* **Data**:
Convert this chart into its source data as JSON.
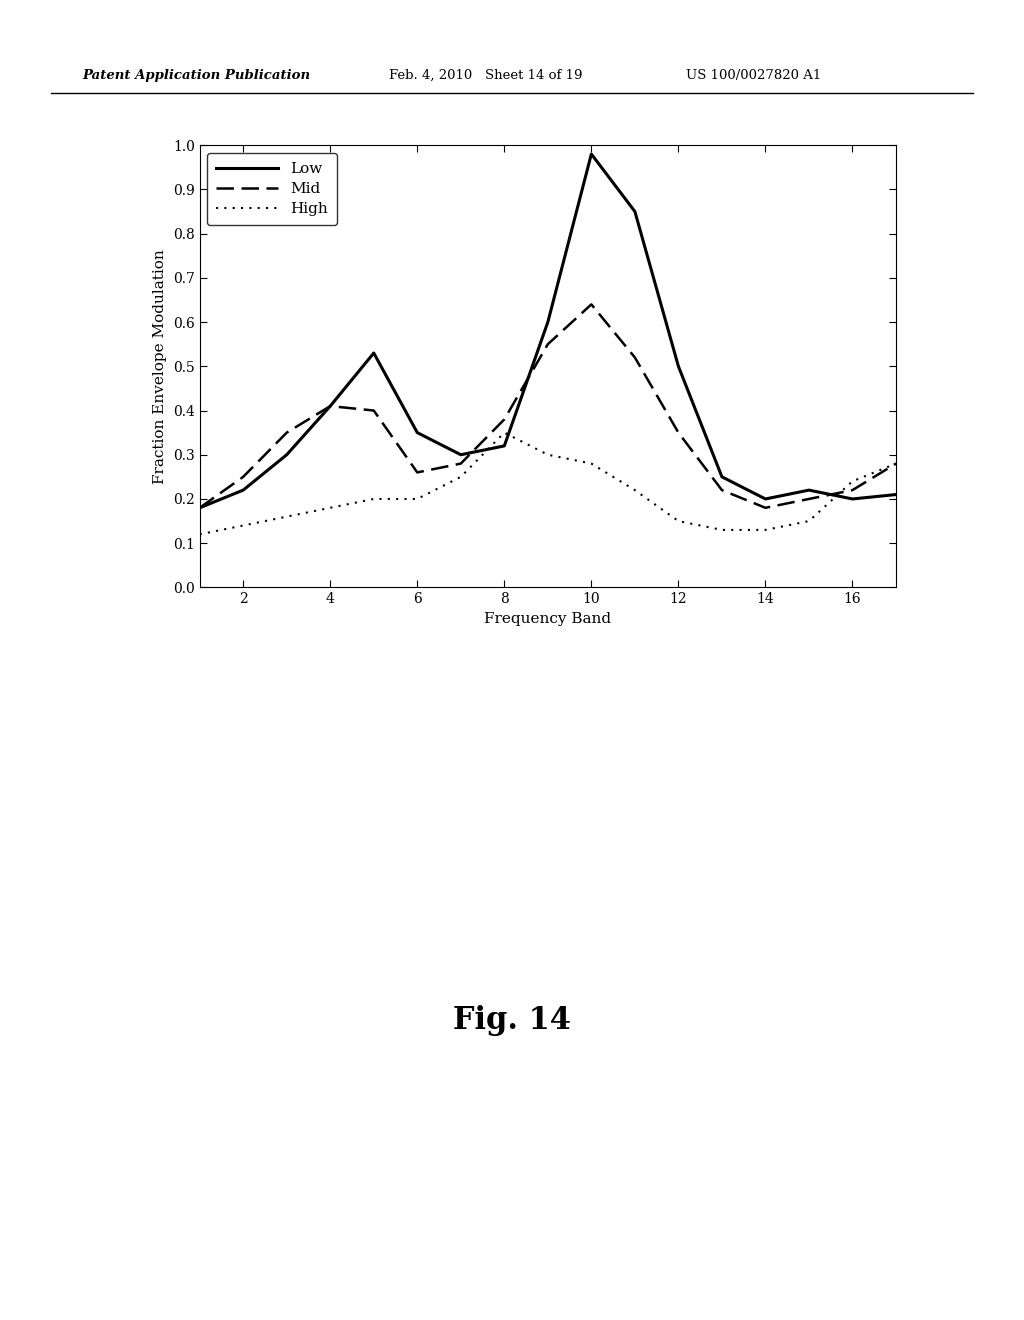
{
  "x": [
    1,
    2,
    3,
    4,
    5,
    6,
    7,
    8,
    9,
    10,
    11,
    12,
    13,
    14,
    15,
    16,
    17
  ],
  "low": [
    0.18,
    0.22,
    0.3,
    0.41,
    0.53,
    0.35,
    0.3,
    0.32,
    0.6,
    0.98,
    0.85,
    0.5,
    0.25,
    0.2,
    0.22,
    0.2,
    0.21
  ],
  "mid": [
    0.18,
    0.25,
    0.35,
    0.41,
    0.4,
    0.26,
    0.28,
    0.38,
    0.55,
    0.64,
    0.52,
    0.35,
    0.22,
    0.18,
    0.2,
    0.22,
    0.28
  ],
  "high": [
    0.12,
    0.14,
    0.16,
    0.18,
    0.2,
    0.2,
    0.25,
    0.35,
    0.3,
    0.28,
    0.22,
    0.15,
    0.13,
    0.13,
    0.15,
    0.24,
    0.28
  ],
  "xlabel": "Frequency Band",
  "ylabel": "Fraction Envelope Modulation",
  "xlim": [
    1,
    17
  ],
  "ylim": [
    0,
    1
  ],
  "xticks": [
    2,
    4,
    6,
    8,
    10,
    12,
    14,
    16
  ],
  "yticks": [
    0,
    0.1,
    0.2,
    0.3,
    0.4,
    0.5,
    0.6,
    0.7,
    0.8,
    0.9,
    1
  ],
  "legend_labels": [
    "Low",
    "Mid",
    "High"
  ],
  "fig_caption": "Fig. 14",
  "header_left": "Patent Application Publication",
  "header_mid": "Feb. 4, 2010   Sheet 14 of 19",
  "header_right": "US 100/0027820 A1",
  "header_right_correct": "US 100/0027820 A1"
}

* **Written request**:
Quote in full the listing given above; the images are to be left out.

* **Solution to the exercise**:
Convert this chart into its source data as JSON.
{
  "x": [
    1,
    2,
    3,
    4,
    5,
    6,
    7,
    8,
    9,
    10,
    11,
    12,
    13,
    14,
    15,
    16,
    17
  ],
  "low": [
    0.18,
    0.22,
    0.3,
    0.41,
    0.53,
    0.35,
    0.3,
    0.32,
    0.6,
    0.98,
    0.85,
    0.5,
    0.25,
    0.2,
    0.22,
    0.2,
    0.21
  ],
  "mid": [
    0.18,
    0.25,
    0.35,
    0.41,
    0.4,
    0.26,
    0.28,
    0.38,
    0.55,
    0.64,
    0.52,
    0.35,
    0.22,
    0.18,
    0.2,
    0.22,
    0.28
  ],
  "high": [
    0.12,
    0.14,
    0.16,
    0.18,
    0.2,
    0.2,
    0.25,
    0.35,
    0.3,
    0.28,
    0.22,
    0.15,
    0.13,
    0.13,
    0.15,
    0.24,
    0.28
  ],
  "xlabel": "Frequency Band",
  "ylabel": "Fraction Envelope Modulation",
  "xlim": [
    1,
    17
  ],
  "ylim": [
    0,
    1
  ],
  "xticks": [
    2,
    4,
    6,
    8,
    10,
    12,
    14,
    16
  ],
  "yticks": [
    0,
    0.1,
    0.2,
    0.3,
    0.4,
    0.5,
    0.6,
    0.7,
    0.8,
    0.9,
    1
  ],
  "legend_labels": [
    "Low",
    "Mid",
    "High"
  ],
  "fig_caption": "Fig. 14",
  "header_left": "Patent Application Publication",
  "header_mid": "Feb. 4, 2010   Sheet 14 of 19",
  "header_right": "US 100/0027820 A1",
  "header_right_correct": "US 100/0027820 A1"
}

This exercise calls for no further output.